REQUEST A → Reproduce the stored entries verbatim, from their first line through the line containing "278, 724, 298]", with both of those lines included.
+++ SELECTED EXTRACT +++
Google Cloud Postmortem: Quota Bug Triggered Global Outage, Hitting Cloudflare & Discord for 3 Hours

Last week, the global internet landscape experienced a wave of instability—services like Cloudflare, Spotify, Discord, Snapchat, Twitch, and many others began to falter en masse. At the heart of the disruption lay Google Cloud’s infrastructure: on June 13, clients across the world were abruptly cut off from their rented cloud resources for nearly three hours. The incident drew significant attention not only for its scale but also for the cascading nature of its impact—originating within Google and rippling outward to dependent services.

Google has now released an official technical postmortem. As with several major outages in recent years, the root cause was not a malicious intrusion or external cyberattack, but rather a flaw in the system’s quota management code. The failure was particularly insidious: it formed a self-reinforcing loop, the effects of which reverberated through multiple layers of infrastructure, including communications and monitoring systems.

It all began with what seemed like a minor update. On May 29, the Service Control component—a critical module that enforces quota and API policy compliance within Google Cloud—was enhanced with logic to support additional resource controls. This component plays a pivotal role in the platform’s architecture, processing requests via distributed regional instances and ensuring adherence to quotas, authorization, and access policies.
+++
REQUEST B → Continue the article on the Google Cloud outage postmortem from the point where it ends.
+++ DATASET CONTENT +++
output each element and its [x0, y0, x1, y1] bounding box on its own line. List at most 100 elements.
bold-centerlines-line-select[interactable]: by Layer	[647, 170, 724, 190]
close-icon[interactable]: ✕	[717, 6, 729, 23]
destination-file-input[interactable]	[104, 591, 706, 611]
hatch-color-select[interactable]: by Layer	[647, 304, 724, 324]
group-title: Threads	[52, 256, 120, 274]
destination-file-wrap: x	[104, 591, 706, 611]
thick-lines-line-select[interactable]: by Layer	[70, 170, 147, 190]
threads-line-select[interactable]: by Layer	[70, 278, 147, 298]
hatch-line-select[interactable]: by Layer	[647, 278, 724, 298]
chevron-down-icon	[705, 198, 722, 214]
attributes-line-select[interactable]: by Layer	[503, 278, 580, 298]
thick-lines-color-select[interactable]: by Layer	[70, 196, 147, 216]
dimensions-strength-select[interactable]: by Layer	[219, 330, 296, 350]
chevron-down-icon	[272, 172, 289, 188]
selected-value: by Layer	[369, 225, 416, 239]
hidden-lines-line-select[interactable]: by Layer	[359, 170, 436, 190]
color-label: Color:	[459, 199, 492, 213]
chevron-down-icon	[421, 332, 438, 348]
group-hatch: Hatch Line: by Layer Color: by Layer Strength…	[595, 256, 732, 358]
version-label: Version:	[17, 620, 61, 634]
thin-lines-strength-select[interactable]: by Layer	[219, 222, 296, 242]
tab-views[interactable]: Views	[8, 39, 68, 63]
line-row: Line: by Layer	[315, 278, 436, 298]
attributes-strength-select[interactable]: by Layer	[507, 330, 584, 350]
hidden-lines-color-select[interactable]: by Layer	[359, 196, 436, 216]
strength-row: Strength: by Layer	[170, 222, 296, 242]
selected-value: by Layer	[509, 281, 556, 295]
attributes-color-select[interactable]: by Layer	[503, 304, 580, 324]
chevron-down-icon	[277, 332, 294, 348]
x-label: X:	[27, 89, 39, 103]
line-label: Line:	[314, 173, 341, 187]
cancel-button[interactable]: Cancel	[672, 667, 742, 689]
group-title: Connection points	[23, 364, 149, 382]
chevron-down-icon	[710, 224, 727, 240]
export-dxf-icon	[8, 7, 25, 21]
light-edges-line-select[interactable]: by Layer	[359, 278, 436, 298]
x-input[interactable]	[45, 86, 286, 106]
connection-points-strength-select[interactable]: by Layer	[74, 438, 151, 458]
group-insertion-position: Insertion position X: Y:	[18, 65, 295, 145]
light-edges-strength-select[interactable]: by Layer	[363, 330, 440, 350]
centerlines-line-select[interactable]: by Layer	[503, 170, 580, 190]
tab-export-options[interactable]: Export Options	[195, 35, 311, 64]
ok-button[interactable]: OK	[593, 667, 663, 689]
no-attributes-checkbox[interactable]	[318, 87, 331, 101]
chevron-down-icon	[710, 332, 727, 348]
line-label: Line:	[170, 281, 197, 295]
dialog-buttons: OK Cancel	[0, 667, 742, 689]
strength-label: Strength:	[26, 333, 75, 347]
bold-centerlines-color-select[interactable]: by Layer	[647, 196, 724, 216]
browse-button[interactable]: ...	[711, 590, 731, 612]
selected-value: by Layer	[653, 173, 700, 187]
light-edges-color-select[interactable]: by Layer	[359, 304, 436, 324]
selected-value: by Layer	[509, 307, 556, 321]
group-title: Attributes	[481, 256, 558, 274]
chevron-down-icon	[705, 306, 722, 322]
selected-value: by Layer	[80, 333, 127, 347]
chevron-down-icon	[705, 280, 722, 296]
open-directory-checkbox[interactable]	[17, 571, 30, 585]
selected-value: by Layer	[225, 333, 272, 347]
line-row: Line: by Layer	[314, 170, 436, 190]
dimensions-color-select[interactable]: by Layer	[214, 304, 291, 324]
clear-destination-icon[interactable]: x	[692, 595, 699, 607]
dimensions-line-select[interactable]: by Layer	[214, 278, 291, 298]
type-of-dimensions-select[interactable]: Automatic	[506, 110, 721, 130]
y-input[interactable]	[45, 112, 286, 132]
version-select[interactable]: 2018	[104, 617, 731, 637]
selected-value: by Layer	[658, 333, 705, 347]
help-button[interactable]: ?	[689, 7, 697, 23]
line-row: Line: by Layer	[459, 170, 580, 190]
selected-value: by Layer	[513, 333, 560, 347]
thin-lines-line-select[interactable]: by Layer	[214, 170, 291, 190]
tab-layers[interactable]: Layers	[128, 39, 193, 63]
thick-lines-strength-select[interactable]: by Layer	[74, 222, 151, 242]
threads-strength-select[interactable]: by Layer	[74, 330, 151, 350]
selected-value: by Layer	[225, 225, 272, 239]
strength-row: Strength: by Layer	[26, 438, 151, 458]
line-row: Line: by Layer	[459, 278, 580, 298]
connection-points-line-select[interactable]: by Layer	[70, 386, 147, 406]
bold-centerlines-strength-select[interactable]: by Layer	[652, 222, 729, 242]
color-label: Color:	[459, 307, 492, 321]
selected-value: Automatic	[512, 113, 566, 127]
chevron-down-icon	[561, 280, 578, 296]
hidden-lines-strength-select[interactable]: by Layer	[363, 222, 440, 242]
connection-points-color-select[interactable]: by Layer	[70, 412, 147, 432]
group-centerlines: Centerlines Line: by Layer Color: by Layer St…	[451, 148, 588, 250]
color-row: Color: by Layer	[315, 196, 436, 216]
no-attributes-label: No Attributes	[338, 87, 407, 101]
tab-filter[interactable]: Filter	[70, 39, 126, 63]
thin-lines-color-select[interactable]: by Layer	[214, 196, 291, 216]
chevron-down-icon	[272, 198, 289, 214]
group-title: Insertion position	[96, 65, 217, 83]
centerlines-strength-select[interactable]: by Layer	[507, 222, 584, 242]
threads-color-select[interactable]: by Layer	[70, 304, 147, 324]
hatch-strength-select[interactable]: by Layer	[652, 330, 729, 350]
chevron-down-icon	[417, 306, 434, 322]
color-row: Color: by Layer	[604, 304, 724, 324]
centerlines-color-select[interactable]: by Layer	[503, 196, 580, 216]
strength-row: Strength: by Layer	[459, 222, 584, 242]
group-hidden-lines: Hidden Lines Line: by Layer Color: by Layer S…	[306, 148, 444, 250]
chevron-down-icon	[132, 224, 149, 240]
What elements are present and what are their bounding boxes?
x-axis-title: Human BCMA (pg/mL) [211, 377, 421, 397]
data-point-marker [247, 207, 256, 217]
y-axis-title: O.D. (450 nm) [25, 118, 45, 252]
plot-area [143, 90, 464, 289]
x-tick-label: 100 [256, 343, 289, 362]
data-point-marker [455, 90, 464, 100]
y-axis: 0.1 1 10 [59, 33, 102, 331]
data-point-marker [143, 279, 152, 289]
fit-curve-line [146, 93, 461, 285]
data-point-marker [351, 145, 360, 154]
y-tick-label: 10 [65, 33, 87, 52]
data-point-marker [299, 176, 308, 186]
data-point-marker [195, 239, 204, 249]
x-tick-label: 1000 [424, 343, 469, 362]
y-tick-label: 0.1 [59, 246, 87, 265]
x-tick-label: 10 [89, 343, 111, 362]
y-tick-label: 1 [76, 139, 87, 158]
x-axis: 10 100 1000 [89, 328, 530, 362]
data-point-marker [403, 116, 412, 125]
+++
EXERCISE RESPONSE A →
output each element and its [x0, y0, x1, y1] bounding box on its own line. List at most 100 elements.
bold-centerlines-line-select[interactable]: by Layer	[647, 170, 724, 190]
close-icon[interactable]: ✕	[717, 6, 729, 23]
destination-file-input[interactable]	[104, 591, 706, 611]
hatch-color-select[interactable]: by Layer	[647, 304, 724, 324]
group-title: Threads	[52, 256, 120, 274]
destination-file-wrap: x	[104, 591, 706, 611]
thick-lines-line-select[interactable]: by Layer	[70, 170, 147, 190]
threads-line-select[interactable]: by Layer	[70, 278, 147, 298]
hatch-line-select[interactable]: by Layer	[647, 278, 724, 298]

EXERCISE RESPONSE B →
The update followed Google’s standard staged rollout across regions, and at first glance, all appeared to function smoothly. However, there was a subtle caveat: the altered code would only activate under very specific conditions—namely, the introduction of a new policy containing a particular data structure. During testing, such a policy had not been deployed. As a result, the flawed segment remained dormant—hidden in plain sight—awaiting a trigger.

That trigger came on June 12, when a policy was updated with fields containing empty values. This activated the previously untouched execution path. The new code attempted to access non-existent data, resulting in a null pointer error. The Service Control binary crashed instantly and entered a reboot loop. The issue replicated simultaneously across all regions, as each read the same policies and executed the same chain of operations.

Google confirmed that the new code was not safeguarded by a feature flag—a mechanism designed to disable untested behavior quickly before widespread rollout. Had such a flag been implemented, engineers could have identified and quarantined the problem instantaneously. But in this case, no such safety mechanism existed. Moreover, the absence of proper error handling rendered the failure irrecoverable without manual intervention.

Google’s Site Reliability Engineering (SRE) team responded swiftly: the incident was detected within two minutes, the root cause identified within ten, and recovery efforts began just forty minutes later. However, the complexity only grew from there. In major regions like us-central1, restarting Service Control overwhelmed the surrounding infrastructure. A mechanism built for orderly, routine operation buckled under the avalanche of simultaneous retries—a “herd effect” where identical processes flood shared dependencies all at once.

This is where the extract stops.